Set exercise:
In the records, take the part that opens with the line containing "series-line[interactable] [107,350,462,403]" and closes with the line containing "y-right-tick-label: 3.50 [513,185,528,194]", and write out only those lines, substituting "Destination" for "ShipCountry" and leaving everything else unchanged.

Provided material:

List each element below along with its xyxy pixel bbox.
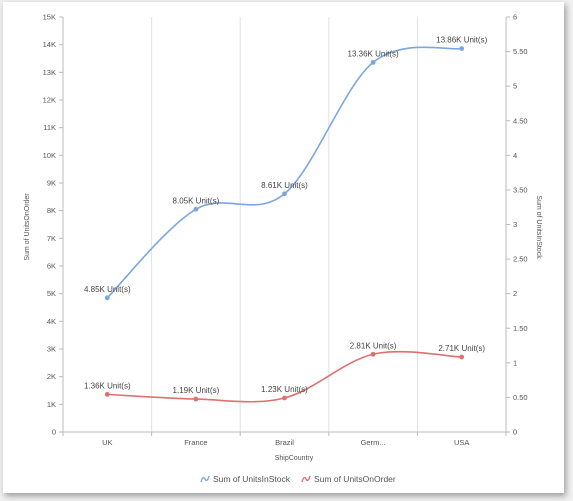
series-line[interactable] [107,350,462,403]
x-axis-label: ShipCountry [275,455,314,462]
left-axis-ticks: 0 1K 2K 3K 4K 5K 6K 7K 8K 9K 10K 11K 12K 13K 14K 15K [43,13,63,437]
y-left-tick-label: 12K [43,96,56,105]
grid-lines [151,17,418,432]
y-left-tick-label: 9K [47,179,56,188]
x-tick-label[interactable]: Brazil [275,438,294,447]
data-point[interactable] [193,206,199,212]
y-right-tick-label: 3 [513,220,517,229]
x-axis-ticks: UK France Brazil Germ... USA [62,432,507,447]
data-labels: 4.85K Unit(s) 8.05K Unit(s) 8.61K Unit(s) 1… [84,36,488,396]
y-right-tick-label: 6 [513,13,517,22]
data-point[interactable] [282,191,287,197]
y-left-tick-label: 3K [47,345,56,354]
axes [62,17,507,433]
y-left-tick-label: 2K [47,372,56,381]
y-left-tick-label: 10K [43,151,56,160]
y-left-tick-label: 7K [47,234,56,243]
y-right-tick-label: 0.50 [513,393,528,402]
y-right-tick-label: 3.50 [513,185,528,194]
y-left-tick-label: 15K [43,13,56,22]
y-right-tick-label: 4.50 [513,116,528,125]
data-label: 1.19K Unit(s) [173,386,220,395]
y-left-tick-label: 14K [43,40,56,49]
data-point[interactable] [193,396,199,402]
y-right-tick-label: 5.50 [513,47,528,56]
y-right-tick-label: 1 [513,358,517,367]
data-label: 8.61K Unit(s) [261,181,308,190]
y-left-tick-label: 4K [47,317,56,326]
data-label: 2.71K Unit(s) [438,344,485,353]
series-line[interactable] [106,46,462,299]
y-left-tick-label: 5K [47,289,56,298]
y-right-tick-label: 2.50 [513,255,528,264]
x-tick-label[interactable]: UK [102,438,112,447]
y-axis-left-label: Sum of UnitsOnOrder [24,193,31,261]
data-point[interactable] [370,351,376,357]
y-right-tick-label: 5 [513,82,517,91]
data-label: 4.85K Unit(s) [84,285,131,294]
data-label: 1.23K Unit(s) [261,385,308,394]
y-right-tick-label: 4 [513,151,517,160]
x-tick-label[interactable]: Germ... [361,438,386,447]
data-label: 2.81K Unit(s) [350,341,397,350]
legend-series-icon [301,475,311,483]
y-left-tick-label: 1K [47,400,56,409]
data-point[interactable] [459,46,465,51]
legend-series-icon [200,475,210,483]
data-point[interactable] [459,354,465,360]
legend-entry-label[interactable]: Sum of UnitsInStock [213,474,291,484]
data-label: 8.05K Unit(s) [173,196,220,205]
x-tick-label[interactable]: France [184,438,207,447]
data-label: 13.86K Unit(s) [436,36,487,45]
y-left-tick-label: 8K [47,206,56,215]
y-axis-right-label: Sum of UnitsInStock [535,195,542,259]
y-left-tick-label: 0 [52,428,56,437]
legend: Sum of UnitsInStock Sum of UnitsOnOrder [200,474,396,484]
data-point[interactable] [104,391,110,397]
data-label: 13.36K Unit(s) [348,49,399,58]
y-left-tick-label: 11K [43,123,56,132]
data-label: 1.36K Unit(s) [84,381,131,390]
series-group [104,46,465,403]
y-right-tick-label: 0 [513,428,517,437]
data-point[interactable] [104,295,110,301]
y-right-tick-label: 1.50 [513,324,528,333]
right-axis-ticks: 0 0.50 1 1.50 2 2.50 3 3.50 4 4.50 5 5.50 6 [506,13,528,437]
x-tick-label[interactable]: USA [454,438,469,447]
legend-entry-label[interactable]: Sum of UnitsOnOrder [314,474,396,484]
y-left-tick-label: 6K [47,262,56,271]
data-point[interactable] [282,395,287,401]
y-right-tick-label: 2 [513,289,517,298]
data-point[interactable] [370,59,376,65]
y-left-tick-label: 13K [43,68,56,77]
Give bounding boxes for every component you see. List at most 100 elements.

Reply:
series-line[interactable] [107,350,462,403]
x-axis-label: Destination [275,455,314,462]
left-axis-ticks: 0 1K 2K 3K 4K 5K 6K 7K 8K 9K 10K 11K 12K 13K 14K 15K [43,13,63,437]
y-left-tick-label: 12K [43,96,56,105]
grid-lines [151,17,418,432]
y-left-tick-label: 9K [47,179,56,188]
x-tick-label[interactable]: Brazil [275,438,294,447]
data-point[interactable] [193,206,199,212]
y-right-tick-label: 3 [513,220,517,229]
x-axis-ticks: UK France Brazil Germ... USA [62,432,507,447]
data-labels: 4.85K Unit(s) 8.05K Unit(s) 8.61K Unit(s) 1… [84,36,488,396]
y-right-tick-label: 6 [513,13,517,22]
data-point[interactable] [282,191,287,197]
y-left-tick-label: 3K [47,345,56,354]
axes [62,17,507,433]
y-left-tick-label: 2K [47,372,56,381]
y-left-tick-label: 10K [43,151,56,160]
y-left-tick-label: 7K [47,234,56,243]
y-right-tick-label: 0.50 [513,393,528,402]
y-right-tick-label: 3.50 [513,185,528,194]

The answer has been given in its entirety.